> Exercise
Repeat the lines that follow, leaving nothing out.

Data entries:
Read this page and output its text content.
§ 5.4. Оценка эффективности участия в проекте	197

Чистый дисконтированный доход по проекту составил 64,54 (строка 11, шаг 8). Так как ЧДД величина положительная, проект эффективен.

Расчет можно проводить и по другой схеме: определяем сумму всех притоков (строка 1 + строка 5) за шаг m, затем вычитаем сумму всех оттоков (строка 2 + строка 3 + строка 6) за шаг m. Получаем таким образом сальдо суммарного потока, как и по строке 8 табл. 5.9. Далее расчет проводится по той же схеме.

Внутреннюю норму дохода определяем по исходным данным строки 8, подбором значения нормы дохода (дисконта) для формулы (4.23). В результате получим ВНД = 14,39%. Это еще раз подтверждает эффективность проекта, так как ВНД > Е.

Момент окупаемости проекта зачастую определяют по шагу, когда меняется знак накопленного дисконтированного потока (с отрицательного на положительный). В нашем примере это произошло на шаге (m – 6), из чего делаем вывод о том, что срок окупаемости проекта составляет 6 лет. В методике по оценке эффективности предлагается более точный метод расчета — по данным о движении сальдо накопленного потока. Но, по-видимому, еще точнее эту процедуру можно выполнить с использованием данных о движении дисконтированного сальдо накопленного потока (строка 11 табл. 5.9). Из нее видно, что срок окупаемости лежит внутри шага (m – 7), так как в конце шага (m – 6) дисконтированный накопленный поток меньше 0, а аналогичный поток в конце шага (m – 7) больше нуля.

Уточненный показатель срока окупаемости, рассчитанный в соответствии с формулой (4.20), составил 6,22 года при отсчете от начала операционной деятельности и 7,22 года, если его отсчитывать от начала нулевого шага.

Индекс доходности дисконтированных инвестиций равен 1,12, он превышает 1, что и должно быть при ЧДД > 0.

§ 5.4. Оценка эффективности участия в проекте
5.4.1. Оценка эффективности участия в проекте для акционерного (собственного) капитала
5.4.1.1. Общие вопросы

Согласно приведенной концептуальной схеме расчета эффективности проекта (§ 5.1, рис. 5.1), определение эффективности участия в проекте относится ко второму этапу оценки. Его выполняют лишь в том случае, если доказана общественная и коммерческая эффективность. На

> The answer
Read this page and output its text content.
§ 5.4. Оценка эффективности участия в проекте	197

Чистый дисконтированный доход по проекту составил 64,54 (строка 11, шаг 8). Так как ЧДД величина положительная, проект эффективен.

Расчет можно проводить и по другой схеме: определяем сумму всех притоков (строка 1 + строка 5) за шаг m, затем вычитаем сумму всех оттоков (строка 2 + строка 3 + строка 6) за шаг m. Получаем таким образом сальдо суммарного потока, как и по строке 8 табл. 5.9. Далее расчет проводится по той же схеме.

Внутреннюю норму дохода определяем по исходным данным строки 8, подбором значения нормы дохода (дисконта) для формулы (4.23). В результате получим ВНД = 14,39%. Это еще раз подтверждает эффективность проекта, так как ВНД > Е.

Момент окупаемости проекта зачастую определяют по шагу, когда меняется знак накопленного дисконтированного потока (с отрицательного на положительный). В нашем примере это произошло на шаге (m – 6), из чего делаем вывод о том, что срок окупаемости проекта составляет 6 лет. В методике по оценке эффективности предлагается более точный метод расчета — по данным о движении сальдо накопленного потока. Но, по-видимому, еще точнее эту процедуру можно выполнить с использованием данных о движении дисконтированного сальдо накопленного потока (строка 11 табл. 5.9). Из нее видно, что срок окупаемости лежит внутри шага (m – 7), так как в конце шага (m – 6) дисконтированный накопленный поток меньше 0, а аналогичный поток в конце шага (m – 7) больше нуля.

Уточненный показатель срока окупаемости, рассчитанный в соответствии с формулой (4.20), составил 6,22 года при отсчете от начала операционной деятельности и 7,22 года, если его отсчитывать от начала нулевого шага.

Индекс доходности дисконтированных инвестиций равен 1,12, он превышает 1, что и должно быть при ЧДД > 0.

§ 5.4. Оценка эффективности участия в проекте
5.4.1. Оценка эффективности участия в проекте для акционерного (собственного) капитала
5.4.1.1. Общие вопросы

Согласно приведенной концептуальной схеме расчета эффективности проекта (§ 5.1, рис. 5.1), определение эффективности участия в проекте относится ко второму этапу оценки. Его выполняют лишь в том случае, если доказана общественная и коммерческая эффективность. На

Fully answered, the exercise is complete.